-------- Input data

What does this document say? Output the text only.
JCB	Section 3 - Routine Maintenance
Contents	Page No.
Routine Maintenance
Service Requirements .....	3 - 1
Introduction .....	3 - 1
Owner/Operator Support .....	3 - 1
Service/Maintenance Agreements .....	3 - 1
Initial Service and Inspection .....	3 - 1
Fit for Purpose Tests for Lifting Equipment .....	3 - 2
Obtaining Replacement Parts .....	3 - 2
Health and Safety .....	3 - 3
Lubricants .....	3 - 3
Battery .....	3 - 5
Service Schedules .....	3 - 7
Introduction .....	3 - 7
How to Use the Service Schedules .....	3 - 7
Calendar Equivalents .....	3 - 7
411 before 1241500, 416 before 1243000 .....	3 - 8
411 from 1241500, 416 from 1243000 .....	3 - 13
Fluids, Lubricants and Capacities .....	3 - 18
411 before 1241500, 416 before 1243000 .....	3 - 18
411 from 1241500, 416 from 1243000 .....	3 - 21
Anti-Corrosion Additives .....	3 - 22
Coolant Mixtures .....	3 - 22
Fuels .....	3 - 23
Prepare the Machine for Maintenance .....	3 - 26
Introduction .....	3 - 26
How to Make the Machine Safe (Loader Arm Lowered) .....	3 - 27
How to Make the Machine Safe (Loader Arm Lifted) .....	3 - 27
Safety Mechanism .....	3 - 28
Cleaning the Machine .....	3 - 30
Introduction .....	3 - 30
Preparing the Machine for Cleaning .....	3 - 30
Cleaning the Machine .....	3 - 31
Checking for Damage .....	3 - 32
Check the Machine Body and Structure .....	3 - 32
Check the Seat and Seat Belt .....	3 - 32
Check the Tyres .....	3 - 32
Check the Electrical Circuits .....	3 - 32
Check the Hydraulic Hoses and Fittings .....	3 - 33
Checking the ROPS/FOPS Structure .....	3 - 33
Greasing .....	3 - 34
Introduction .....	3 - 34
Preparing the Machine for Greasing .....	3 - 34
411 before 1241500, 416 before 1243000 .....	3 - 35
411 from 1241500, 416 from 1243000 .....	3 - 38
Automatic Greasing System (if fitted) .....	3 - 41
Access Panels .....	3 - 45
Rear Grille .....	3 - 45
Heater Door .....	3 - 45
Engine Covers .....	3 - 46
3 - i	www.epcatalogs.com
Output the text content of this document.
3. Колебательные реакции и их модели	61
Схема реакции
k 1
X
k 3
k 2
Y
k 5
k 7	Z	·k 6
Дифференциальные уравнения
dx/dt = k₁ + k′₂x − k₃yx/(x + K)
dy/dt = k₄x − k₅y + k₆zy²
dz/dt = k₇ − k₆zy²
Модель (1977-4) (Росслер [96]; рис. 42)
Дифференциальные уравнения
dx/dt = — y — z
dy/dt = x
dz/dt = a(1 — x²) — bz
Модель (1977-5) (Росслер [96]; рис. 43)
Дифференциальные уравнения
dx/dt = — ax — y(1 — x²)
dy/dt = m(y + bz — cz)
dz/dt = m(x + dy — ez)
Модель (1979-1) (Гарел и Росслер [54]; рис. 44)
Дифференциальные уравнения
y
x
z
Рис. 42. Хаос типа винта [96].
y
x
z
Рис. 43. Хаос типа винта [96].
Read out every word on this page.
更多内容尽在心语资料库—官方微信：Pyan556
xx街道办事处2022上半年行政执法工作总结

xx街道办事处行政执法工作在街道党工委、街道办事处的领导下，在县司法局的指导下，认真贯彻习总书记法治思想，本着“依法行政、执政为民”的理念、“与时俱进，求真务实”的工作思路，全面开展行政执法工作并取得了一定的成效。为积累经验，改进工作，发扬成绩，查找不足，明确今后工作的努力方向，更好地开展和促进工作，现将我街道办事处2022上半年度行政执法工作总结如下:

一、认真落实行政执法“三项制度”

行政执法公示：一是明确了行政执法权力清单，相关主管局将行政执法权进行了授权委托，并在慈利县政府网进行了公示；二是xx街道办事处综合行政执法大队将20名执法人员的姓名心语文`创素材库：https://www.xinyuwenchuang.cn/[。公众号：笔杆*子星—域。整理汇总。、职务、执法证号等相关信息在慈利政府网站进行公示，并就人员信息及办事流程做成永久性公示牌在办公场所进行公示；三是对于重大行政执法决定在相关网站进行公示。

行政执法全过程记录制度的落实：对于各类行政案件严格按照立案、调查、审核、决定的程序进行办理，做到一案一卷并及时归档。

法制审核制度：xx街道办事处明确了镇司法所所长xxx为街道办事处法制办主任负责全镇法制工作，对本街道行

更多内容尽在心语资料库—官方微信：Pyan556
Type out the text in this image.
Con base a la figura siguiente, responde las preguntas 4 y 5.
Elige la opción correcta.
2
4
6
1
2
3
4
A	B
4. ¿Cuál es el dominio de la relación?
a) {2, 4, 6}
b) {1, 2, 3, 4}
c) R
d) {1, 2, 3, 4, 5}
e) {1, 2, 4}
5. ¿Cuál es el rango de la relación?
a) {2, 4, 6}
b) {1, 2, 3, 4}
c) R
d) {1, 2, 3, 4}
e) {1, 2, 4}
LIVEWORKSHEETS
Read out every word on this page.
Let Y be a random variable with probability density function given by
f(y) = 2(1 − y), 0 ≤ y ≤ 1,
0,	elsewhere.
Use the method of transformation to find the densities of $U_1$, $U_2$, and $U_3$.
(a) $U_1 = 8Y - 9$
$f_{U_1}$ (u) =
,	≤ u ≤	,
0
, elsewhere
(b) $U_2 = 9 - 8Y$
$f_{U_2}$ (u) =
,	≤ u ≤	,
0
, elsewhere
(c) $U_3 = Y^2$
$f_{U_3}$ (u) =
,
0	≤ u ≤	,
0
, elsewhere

----------------

Set problem
Count up the lines in the listing that hold the word "Output", and give that number only.

Result of this exercise
2